--- Data for review ---

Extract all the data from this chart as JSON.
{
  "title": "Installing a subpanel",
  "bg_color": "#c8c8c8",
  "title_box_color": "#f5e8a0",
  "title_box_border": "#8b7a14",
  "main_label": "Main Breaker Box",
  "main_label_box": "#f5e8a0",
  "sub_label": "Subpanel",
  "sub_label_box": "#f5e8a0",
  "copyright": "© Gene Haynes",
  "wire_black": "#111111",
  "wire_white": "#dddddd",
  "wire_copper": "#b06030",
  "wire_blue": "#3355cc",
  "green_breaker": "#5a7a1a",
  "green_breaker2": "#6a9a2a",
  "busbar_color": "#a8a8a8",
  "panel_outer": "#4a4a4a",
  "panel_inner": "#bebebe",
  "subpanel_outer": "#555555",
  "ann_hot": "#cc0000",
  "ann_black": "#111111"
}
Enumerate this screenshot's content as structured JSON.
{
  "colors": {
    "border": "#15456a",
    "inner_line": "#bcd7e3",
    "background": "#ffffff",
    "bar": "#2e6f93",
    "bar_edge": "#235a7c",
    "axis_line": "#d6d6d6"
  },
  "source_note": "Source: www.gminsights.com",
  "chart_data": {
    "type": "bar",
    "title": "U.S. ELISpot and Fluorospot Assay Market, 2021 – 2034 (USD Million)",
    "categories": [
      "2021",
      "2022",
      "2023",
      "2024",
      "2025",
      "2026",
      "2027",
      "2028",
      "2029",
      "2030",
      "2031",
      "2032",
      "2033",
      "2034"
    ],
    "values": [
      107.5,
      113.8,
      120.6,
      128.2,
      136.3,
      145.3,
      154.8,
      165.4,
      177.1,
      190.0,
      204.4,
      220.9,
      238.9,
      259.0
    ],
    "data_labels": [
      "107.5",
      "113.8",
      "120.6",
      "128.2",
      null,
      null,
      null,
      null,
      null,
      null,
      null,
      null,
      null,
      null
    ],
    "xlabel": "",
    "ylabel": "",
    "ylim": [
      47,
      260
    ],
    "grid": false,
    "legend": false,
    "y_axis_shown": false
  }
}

---

→ What is being asked: Go through the entries. Report every line that contains the word "JSON".

→ Finished exercise:
Extract all the data from this chart as JSON.
Enumerate this screenshot's content as structured JSON.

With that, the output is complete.